>> Begin DATA TO USE
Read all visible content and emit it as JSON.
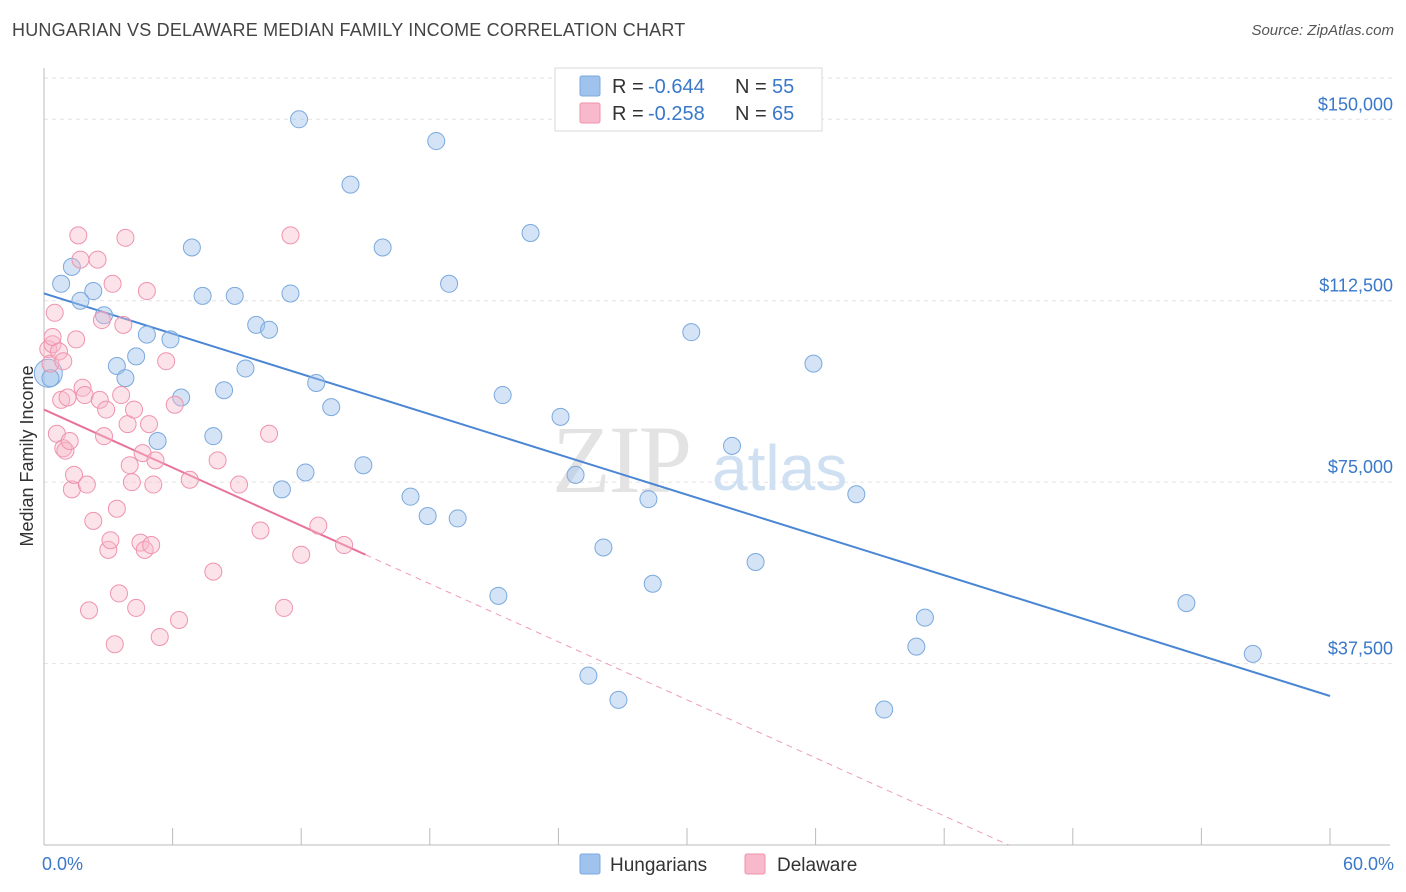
{
  "header": {
    "title": "HUNGARIAN VS DELAWARE MEDIAN FAMILY INCOME CORRELATION CHART",
    "source": "Source: ZipAtlas.com"
  },
  "legend": {
    "r_label": "R =",
    "n_label": "N =",
    "items": [
      {
        "name": "Hungarians",
        "r": "-0.644",
        "n": "55",
        "color": "#9fc3ec",
        "stroke": "#7aa9de"
      },
      {
        "name": "Delaware",
        "r": "-0.258",
        "n": "65",
        "color": "#f7b9cb",
        "stroke": "#ef93ae"
      }
    ]
  },
  "watermark": {
    "zip": "ZIP",
    "atlas": "atlas"
  },
  "chart_data": {
    "type": "scatter",
    "title": "HUNGARIAN VS DELAWARE MEDIAN FAMILY INCOME CORRELATION CHART",
    "ylabel": "Median Family Income",
    "xlabel": "",
    "xlim": [
      0,
      60
    ],
    "ylim": [
      0,
      157500
    ],
    "x_tick_labels": [
      "0.0%",
      "60.0%"
    ],
    "y_ticks": [
      37500,
      75000,
      112500,
      150000
    ],
    "y_tick_labels": [
      "$37,500",
      "$75,000",
      "$112,500",
      "$150,000"
    ],
    "grid": true,
    "legend_position": "top-center",
    "series": [
      {
        "name": "Hungarians",
        "color": "#4a86d4",
        "trend": {
          "x0": 0,
          "y0": 114000,
          "x1": 60,
          "y1": 30800,
          "dashed_to": null
        },
        "points": [
          [
            0.3,
            96500
          ],
          [
            0.8,
            116000
          ],
          [
            1.3,
            119500
          ],
          [
            1.7,
            112500
          ],
          [
            2.3,
            114500
          ],
          [
            2.8,
            109500
          ],
          [
            3.4,
            99000
          ],
          [
            3.8,
            96500
          ],
          [
            4.3,
            101000
          ],
          [
            4.8,
            105500
          ],
          [
            5.3,
            83500
          ],
          [
            5.9,
            104500
          ],
          [
            6.4,
            92500
          ],
          [
            6.9,
            123500
          ],
          [
            7.4,
            113500
          ],
          [
            7.9,
            84500
          ],
          [
            8.4,
            94000
          ],
          [
            8.9,
            113500
          ],
          [
            9.4,
            98500
          ],
          [
            9.9,
            107500
          ],
          [
            10.5,
            106500
          ],
          [
            11.1,
            73500
          ],
          [
            11.5,
            114000
          ],
          [
            11.9,
            150000
          ],
          [
            12.2,
            77000
          ],
          [
            12.7,
            95500
          ],
          [
            13.4,
            90500
          ],
          [
            14.3,
            136500
          ],
          [
            14.9,
            78500
          ],
          [
            15.8,
            123500
          ],
          [
            17.1,
            72000
          ],
          [
            17.9,
            68000
          ],
          [
            18.3,
            145500
          ],
          [
            18.9,
            116000
          ],
          [
            19.3,
            67500
          ],
          [
            21.2,
            51500
          ],
          [
            21.4,
            93000
          ],
          [
            22.7,
            126500
          ],
          [
            24.1,
            88500
          ],
          [
            24.8,
            76500
          ],
          [
            25.4,
            35000
          ],
          [
            26.1,
            61500
          ],
          [
            26.8,
            30000
          ],
          [
            28.2,
            71500
          ],
          [
            28.4,
            54000
          ],
          [
            30.2,
            106000
          ],
          [
            32.1,
            82500
          ],
          [
            33.2,
            58500
          ],
          [
            35.9,
            99500
          ],
          [
            37.9,
            72500
          ],
          [
            39.2,
            28000
          ],
          [
            40.7,
            41000
          ],
          [
            41.1,
            47000
          ],
          [
            53.3,
            50000
          ],
          [
            56.4,
            39500
          ]
        ]
      },
      {
        "name": "Delaware",
        "color": "#e8739a",
        "trend": {
          "x0": 0,
          "y0": 90000,
          "x1": 15,
          "y1": 60000,
          "dashed_to": [
            45,
            0
          ]
        },
        "points": [
          [
            0.2,
            102500
          ],
          [
            0.3,
            99500
          ],
          [
            0.4,
            103500
          ],
          [
            0.4,
            105000
          ],
          [
            0.5,
            110000
          ],
          [
            0.6,
            85000
          ],
          [
            0.7,
            102000
          ],
          [
            0.8,
            92000
          ],
          [
            0.9,
            82000
          ],
          [
            0.9,
            100000
          ],
          [
            1.0,
            81500
          ],
          [
            1.1,
            92500
          ],
          [
            1.2,
            83500
          ],
          [
            1.3,
            73500
          ],
          [
            1.4,
            76500
          ],
          [
            1.5,
            104500
          ],
          [
            1.6,
            126000
          ],
          [
            1.7,
            121000
          ],
          [
            1.8,
            94500
          ],
          [
            1.9,
            93000
          ],
          [
            2.0,
            74500
          ],
          [
            2.1,
            48500
          ],
          [
            2.3,
            67000
          ],
          [
            2.5,
            121000
          ],
          [
            2.6,
            92000
          ],
          [
            2.7,
            108500
          ],
          [
            2.8,
            84500
          ],
          [
            2.9,
            90000
          ],
          [
            3.0,
            61000
          ],
          [
            3.1,
            63000
          ],
          [
            3.2,
            116000
          ],
          [
            3.3,
            41500
          ],
          [
            3.4,
            69500
          ],
          [
            3.5,
            52000
          ],
          [
            3.6,
            93000
          ],
          [
            3.7,
            107500
          ],
          [
            3.8,
            125500
          ],
          [
            3.9,
            87000
          ],
          [
            4.0,
            78500
          ],
          [
            4.1,
            75000
          ],
          [
            4.2,
            90000
          ],
          [
            4.3,
            49000
          ],
          [
            4.5,
            62500
          ],
          [
            4.6,
            81000
          ],
          [
            4.7,
            61000
          ],
          [
            4.8,
            114500
          ],
          [
            4.9,
            87000
          ],
          [
            5.0,
            62000
          ],
          [
            5.1,
            74500
          ],
          [
            5.2,
            79500
          ],
          [
            5.4,
            43000
          ],
          [
            5.7,
            100000
          ],
          [
            6.1,
            91000
          ],
          [
            6.3,
            46500
          ],
          [
            6.8,
            75500
          ],
          [
            7.9,
            56500
          ],
          [
            8.1,
            79500
          ],
          [
            9.1,
            74500
          ],
          [
            10.1,
            65000
          ],
          [
            10.5,
            85000
          ],
          [
            11.2,
            49000
          ],
          [
            11.5,
            126000
          ],
          [
            12.0,
            60000
          ],
          [
            12.8,
            66000
          ],
          [
            14.0,
            62000
          ]
        ]
      }
    ]
  }
}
>> End DATA TO USE
| EXERCISE INSTRUCTIONS |
Repeat verbatim all the material, but not the pictures.

| SOLUTION FOR THIS PROBLEM |
Read all visible content and emit it as JSON.
{
  "header": {
    "title": "HUNGARIAN VS DELAWARE MEDIAN FAMILY INCOME CORRELATION CHART",
    "source": "Source: ZipAtlas.com"
  },
  "legend": {
    "r_label": "R =",
    "n_label": "N =",
    "items": [
      {
        "name": "Hungarians",
        "r": "-0.644",
        "n": "55",
        "color": "#9fc3ec",
        "stroke": "#7aa9de"
      },
      {
        "name": "Delaware",
        "r": "-0.258",
        "n": "65",
        "color": "#f7b9cb",
        "stroke": "#ef93ae"
      }
    ]
  },
  "watermark": {
    "zip": "ZIP",
    "atlas": "atlas"
  },
  "chart_data": {
    "type": "scatter",
    "title": "HUNGARIAN VS DELAWARE MEDIAN FAMILY INCOME CORRELATION CHART",
    "ylabel": "Median Family Income",
    "xlabel": "",
    "xlim": [
      0,
      60
    ],
    "ylim": [
      0,
      157500
    ],
    "x_tick_labels": [
      "0.0%",
      "60.0%"
    ],
    "y_ticks": [
      37500,
      75000,
      112500,
      150000
    ],
    "y_tick_labels": [
      "$37,500",
      "$75,000",
      "$112,500",
      "$150,000"
    ],
    "grid": true,
    "legend_position": "top-center",
    "series": [
      {
        "name": "Hungarians",
        "color": "#4a86d4",
        "trend": {
          "x0": 0,
          "y0": 114000,
          "x1": 60,
          "y1": 30800,
          "dashed_to": null
        },
        "points": [
          [
            0.3,
            96500
          ],
          [
            0.8,
            116000
          ],
          [
            1.3,
            119500
          ],
          [
            1.7,
            112500
          ],
          [
            2.3,
            114500
          ],
          [
            2.8,
            109500
          ],
          [
            3.4,
            99000
          ],
          [
            3.8,
            96500
          ],
          [
            4.3,
            101000
          ],
          [
            4.8,
            105500
          ],
          [
            5.3,
            83500
          ],
          [
            5.9,
            104500
          ],
          [
            6.4,
            92500
          ],
          [
            6.9,
            123500
          ],
          [
            7.4,
            113500
          ],
          [
            7.9,
            84500
          ],
          [
            8.4,
            94000
          ],
          [
            8.9,
            113500
          ],
          [
            9.4,
            98500
          ],
          [
            9.9,
            107500
          ],
          [
            10.5,
            106500
          ],
          [
            11.1,
            73500
          ],
          [
            11.5,
            114000
          ],
          [
            11.9,
            150000
          ],
          [
            12.2,
            77000
          ],
          [
            12.7,
            95500
          ],
          [
            13.4,
            90500
          ],
          [
            14.3,
            136500
          ],
          [
            14.9,
            78500
          ],
          [
            15.8,
            123500
          ],
          [
            17.1,
            72000
          ],
          [
            17.9,
            68000
          ],
          [
            18.3,
            145500
          ],
          [
            18.9,
            116000
          ],
          [
            19.3,
            67500
          ],
          [
            21.2,
            51500
          ],
          [
            21.4,
            93000
          ],
          [
            22.7,
            126500
          ],
          [
            24.1,
            88500
          ],
          [
            24.8,
            76500
          ],
          [
            25.4,
            35000
          ],
          [
            26.1,
            61500
          ],
          [
            26.8,
            30000
          ],
          [
            28.2,
            71500
          ],
          [
            28.4,
            54000
          ],
          [
            30.2,
            106000
          ],
          [
            32.1,
            82500
          ],
          [
            33.2,
            58500
          ],
          [
            35.9,
            99500
          ],
          [
            37.9,
            72500
          ],
          [
            39.2,
            28000
          ],
          [
            40.7,
            41000
          ],
          [
            41.1,
            47000
          ],
          [
            53.3,
            50000
          ],
          [
            56.4,
            39500
          ]
        ]
      },
      {
        "name": "Delaware",
        "color": "#e8739a",
        "trend": {
          "x0": 0,
          "y0": 90000,
          "x1": 15,
          "y1": 60000,
          "dashed_to": [
            45,
            0
          ]
        },
        "points": [
          [
            0.2,
            102500
          ],
          [
            0.3,
            99500
          ],
          [
            0.4,
            103500
          ],
          [
            0.4,
            105000
          ],
          [
            0.5,
            110000
          ],
          [
            0.6,
            85000
          ],
          [
            0.7,
            102000
          ],
          [
            0.8,
            92000
          ],
          [
            0.9,
            82000
          ],
          [
            0.9,
            100000
          ],
          [
            1.0,
            81500
          ],
          [
            1.1,
            92500
          ],
          [
            1.2,
            83500
          ],
          [
            1.3,
            73500
          ],
          [
            1.4,
            76500
          ],
          [
            1.5,
            104500
          ],
          [
            1.6,
            126000
          ],
          [
            1.7,
            121000
          ],
          [
            1.8,
            94500
          ],
          [
            1.9,
            93000
          ],
          [
            2.0,
            74500
          ],
          [
            2.1,
            48500
          ],
          [
            2.3,
            67000
          ],
          [
            2.5,
            121000
          ],
          [
            2.6,
            92000
          ],
          [
            2.7,
            108500
          ],
          [
            2.8,
            84500
          ],
          [
            2.9,
            90000
          ],
          [
            3.0,
            61000
          ],
          [
            3.1,
            63000
          ],
          [
            3.2,
            116000
          ],
          [
            3.3,
            41500
          ],
          [
            3.4,
            69500
          ],
          [
            3.5,
            52000
          ],
          [
            3.6,
            93000
          ],
          [
            3.7,
            107500
          ],
          [
            3.8,
            125500
          ],
          [
            3.9,
            87000
          ],
          [
            4.0,
            78500
          ],
          [
            4.1,
            75000
          ],
          [
            4.2,
            90000
          ],
          [
            4.3,
            49000
          ],
          [
            4.5,
            62500
          ],
          [
            4.6,
            81000
          ],
          [
            4.7,
            61000
          ],
          [
            4.8,
            114500
          ],
          [
            4.9,
            87000
          ],
          [
            5.0,
            62000
          ],
          [
            5.1,
            74500
          ],
          [
            5.2,
            79500
          ],
          [
            5.4,
            43000
          ],
          [
            5.7,
            100000
          ],
          [
            6.1,
            91000
          ],
          [
            6.3,
            46500
          ],
          [
            6.8,
            75500
          ],
          [
            7.9,
            56500
          ],
          [
            8.1,
            79500
          ],
          [
            9.1,
            74500
          ],
          [
            10.1,
            65000
          ],
          [
            10.5,
            85000
          ],
          [
            11.2,
            49000
          ],
          [
            11.5,
            126000
          ],
          [
            12.0,
            60000
          ],
          [
            12.8,
            66000
          ],
          [
            14.0,
            62000
          ]
        ]
      }
    ]
  }
}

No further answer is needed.